Task statement:
Return each line of the data below verbatim; pictures are to be left out.

+++

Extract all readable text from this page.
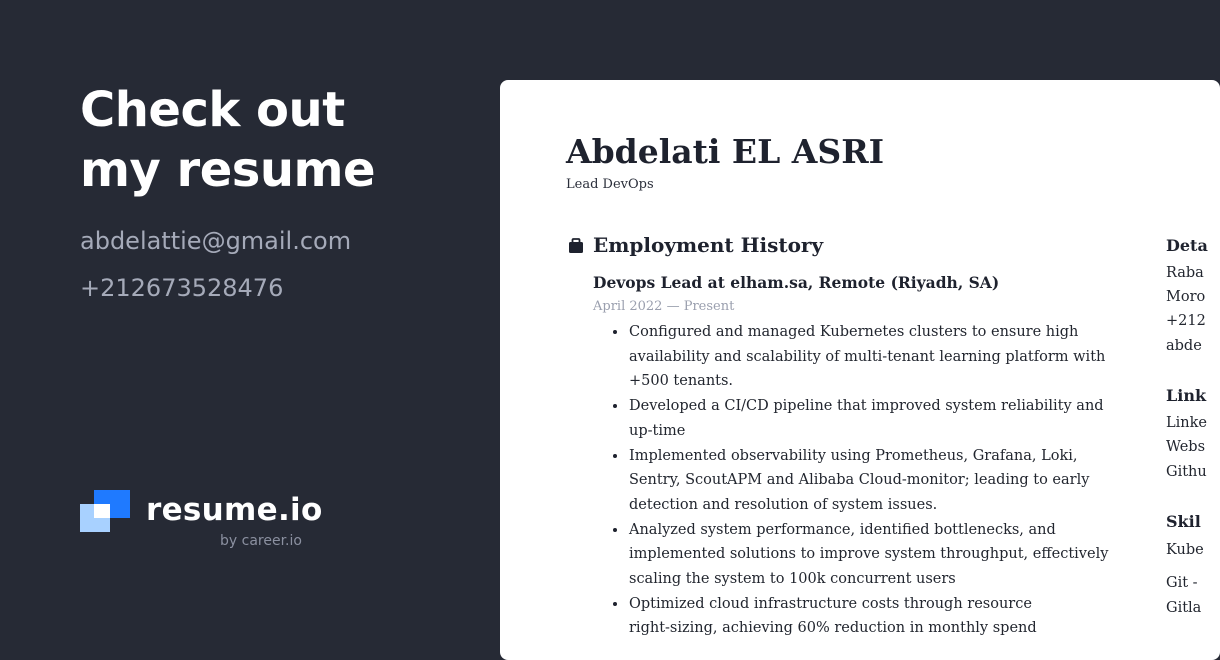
Check out
my resume
abdelattie@gmail.com
+212673528476
resume.io
by career.io
Abdelati EL ASRI
Lead DevOps
Employment History
Devops Lead at elham.sa, Remote (Riyadh, SA)
April 2022 — Present
Configured and managed Kubernetes clusters to ensure high
availability and scalability of multi-tenant learning platform with
+500 tenants.
Developed a CI/CD pipeline that improved system reliability and
up-time
Implemented observability using Prometheus, Grafana, Loki,
Sentry, ScoutAPM and Alibaba Cloud-monitor; leading to early
detection and resolution of system issues.
Analyzed system performance, identified bottlenecks, and
implemented solutions to improve system throughput, effectively
scaling the system to 100k concurrent users
Optimized cloud infrastructure costs through resource
right-sizing, achieving 60% reduction in monthly spend
Deta
Raba
Moro
+212
abde
Link
Linke
Webs
Githu
Skil
Kube
Git -
Gitla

+++

Result of this exercise:
Extract all readable text from this page.
Check out
my resume
abdelattie@gmail.com
+212673528476
resume.io
by career.io
Abdelati EL ASRI
Lead DevOps
Employment History
Devops Lead at elham.sa, Remote (Riyadh, SA)
April 2022 — Present
Configured and managed Kubernetes clusters to ensure high
availability and scalability of multi-tenant learning platform with
+500 tenants.
Developed a CI/CD pipeline that improved system reliability and
up-time
Implemented observability using Prometheus, Grafana, Loki,
Sentry, ScoutAPM and Alibaba Cloud-monitor; leading to early
detection and resolution of system issues.
Analyzed system performance, identified bottlenecks, and
implemented solutions to improve system throughput, effectively
scaling the system to 100k concurrent users
Optimized cloud infrastructure costs through resource
right-sizing, achieving 60% reduction in monthly spend
Deta
Raba
Moro
+212
abde
Link
Linke
Webs
Githu
Skil
Kube
Git -
Gitla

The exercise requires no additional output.